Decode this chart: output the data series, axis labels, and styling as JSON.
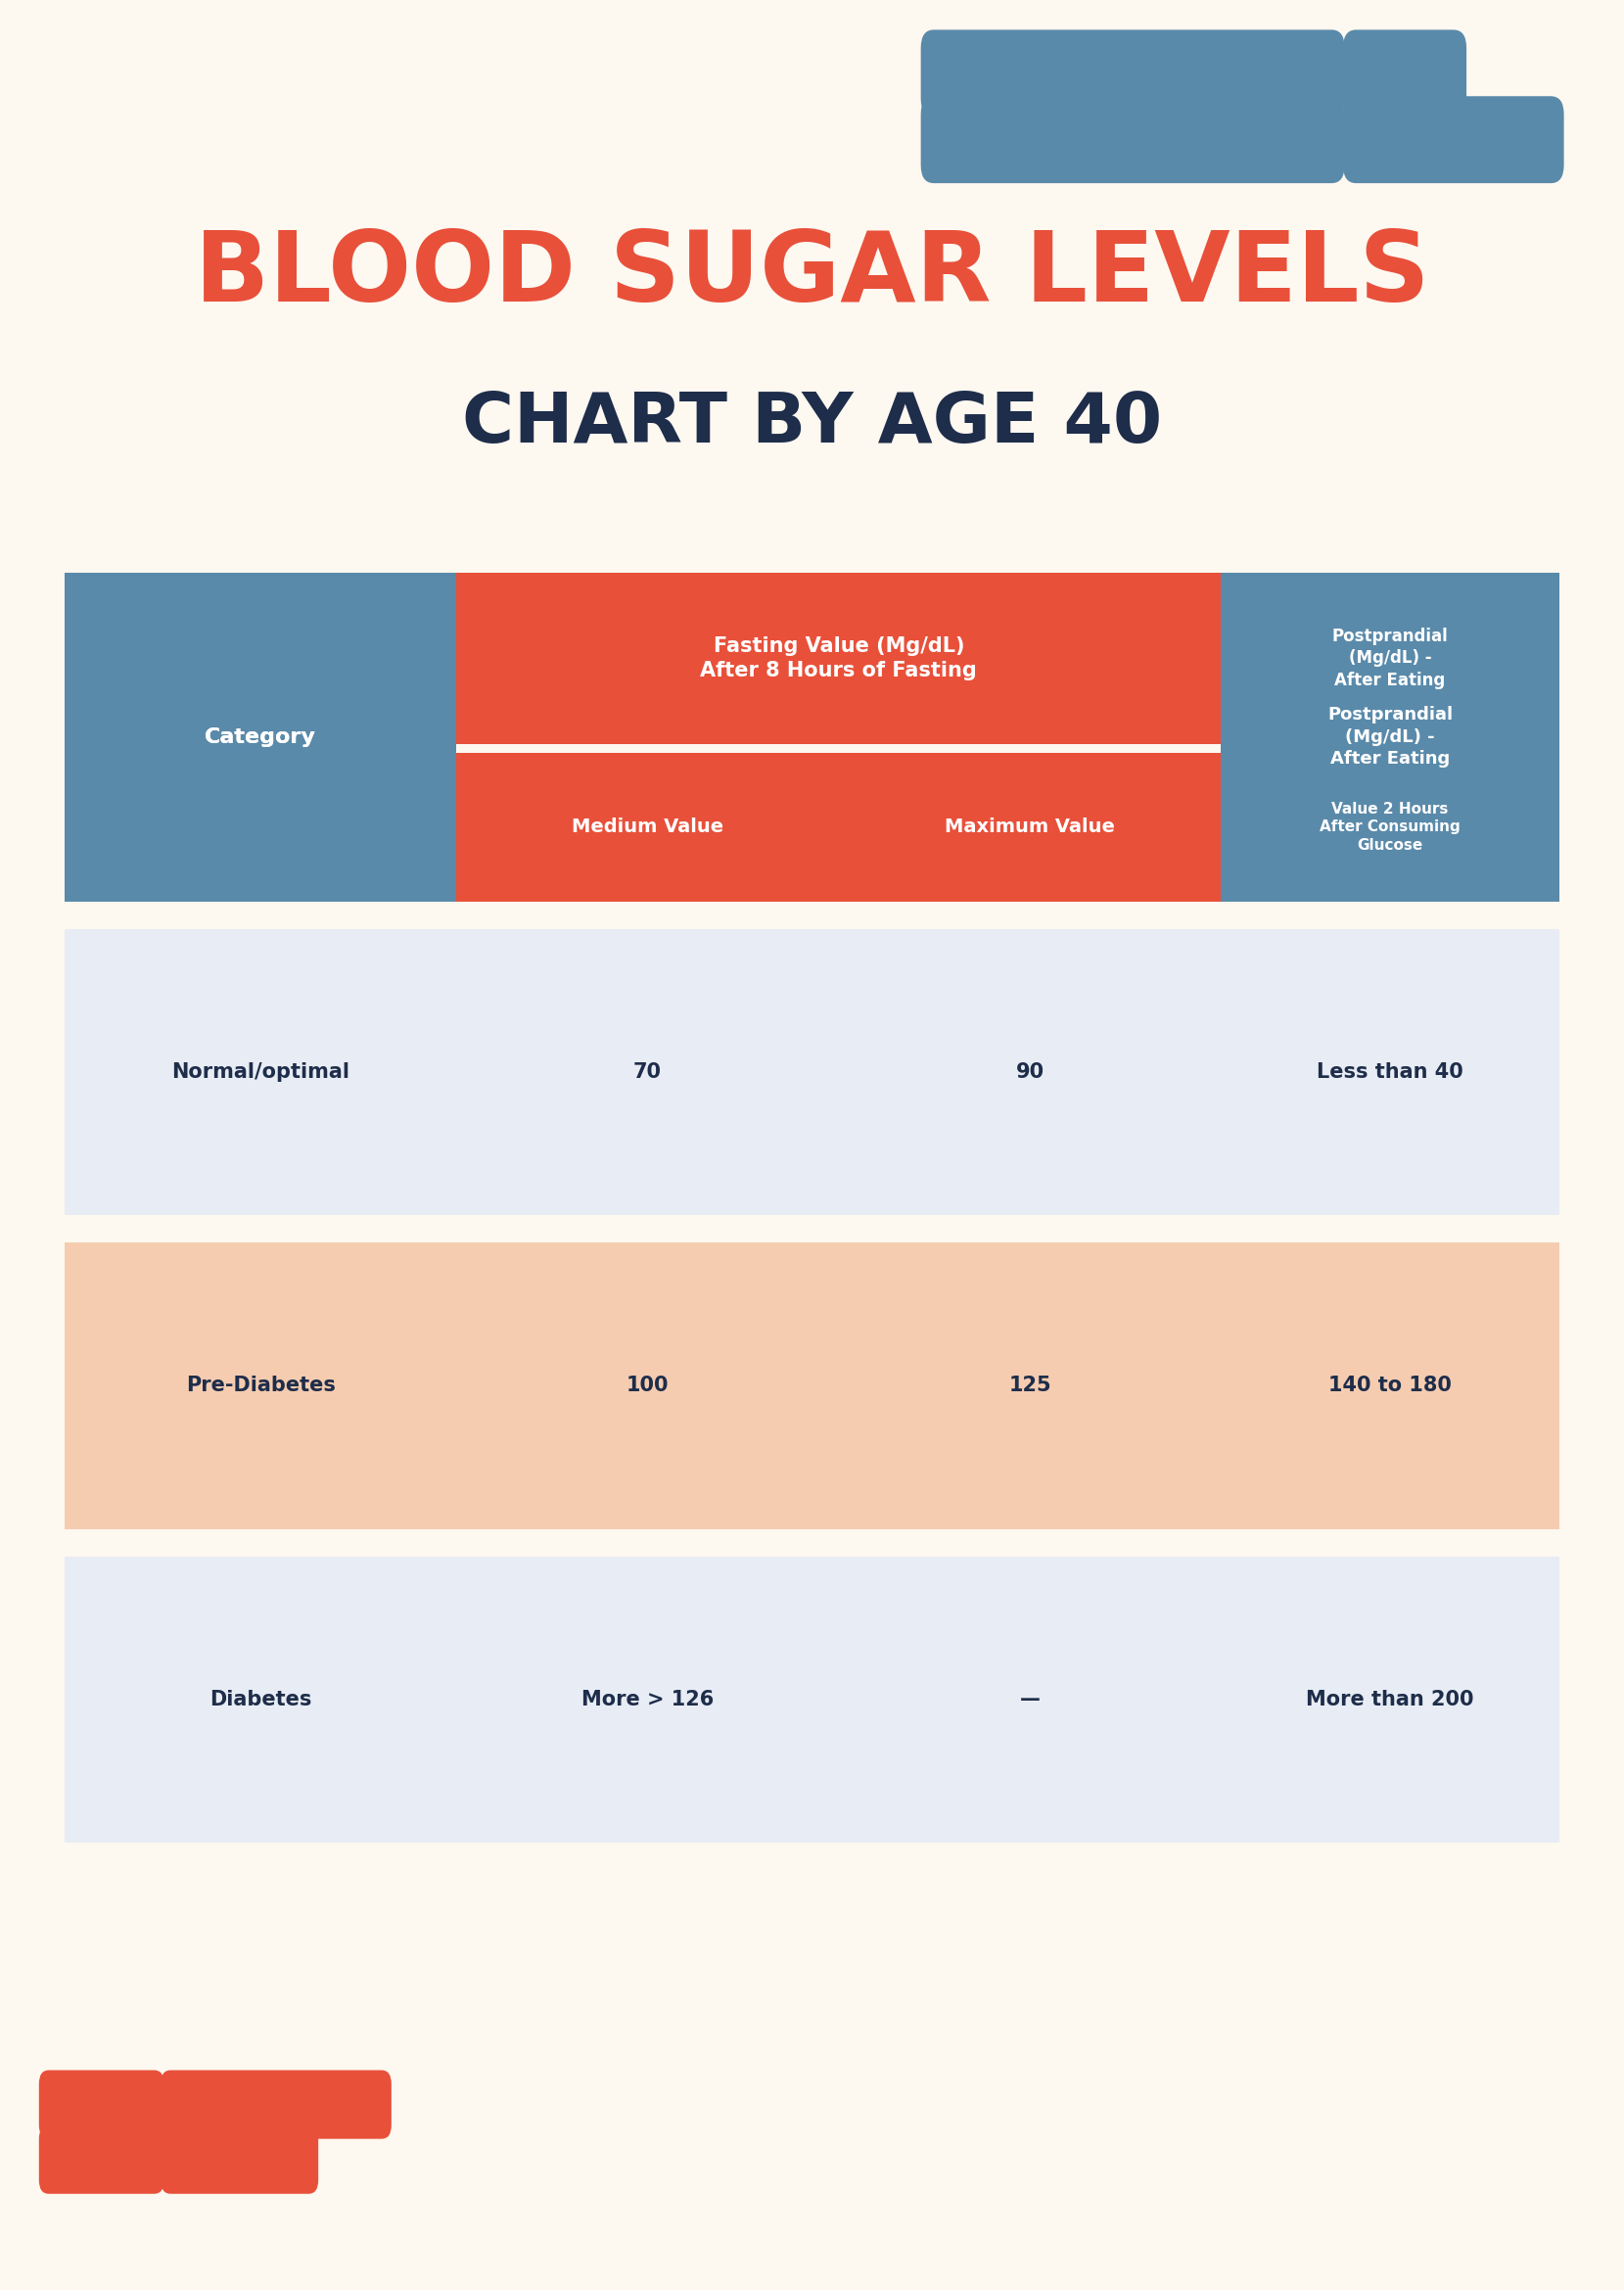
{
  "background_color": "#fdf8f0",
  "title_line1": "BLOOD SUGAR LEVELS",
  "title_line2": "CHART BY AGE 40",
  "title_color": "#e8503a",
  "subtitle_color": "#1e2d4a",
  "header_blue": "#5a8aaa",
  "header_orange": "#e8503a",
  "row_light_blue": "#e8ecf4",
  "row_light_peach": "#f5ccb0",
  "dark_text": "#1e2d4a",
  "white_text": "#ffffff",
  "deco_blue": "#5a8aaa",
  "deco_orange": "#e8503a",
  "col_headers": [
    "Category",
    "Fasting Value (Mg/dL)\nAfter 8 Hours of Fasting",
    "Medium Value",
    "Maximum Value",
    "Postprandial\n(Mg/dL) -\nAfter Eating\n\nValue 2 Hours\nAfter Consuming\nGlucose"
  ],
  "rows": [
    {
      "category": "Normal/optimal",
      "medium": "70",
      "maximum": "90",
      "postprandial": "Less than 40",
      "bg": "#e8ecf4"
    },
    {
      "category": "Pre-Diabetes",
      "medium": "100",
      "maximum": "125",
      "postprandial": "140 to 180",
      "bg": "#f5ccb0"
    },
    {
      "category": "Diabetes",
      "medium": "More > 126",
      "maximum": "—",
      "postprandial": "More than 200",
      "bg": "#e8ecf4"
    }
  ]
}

● **Exercise objective**
Check every line in the material above for the string "Diabetes", then give only the number of lines that have it.

● **Correct result**
2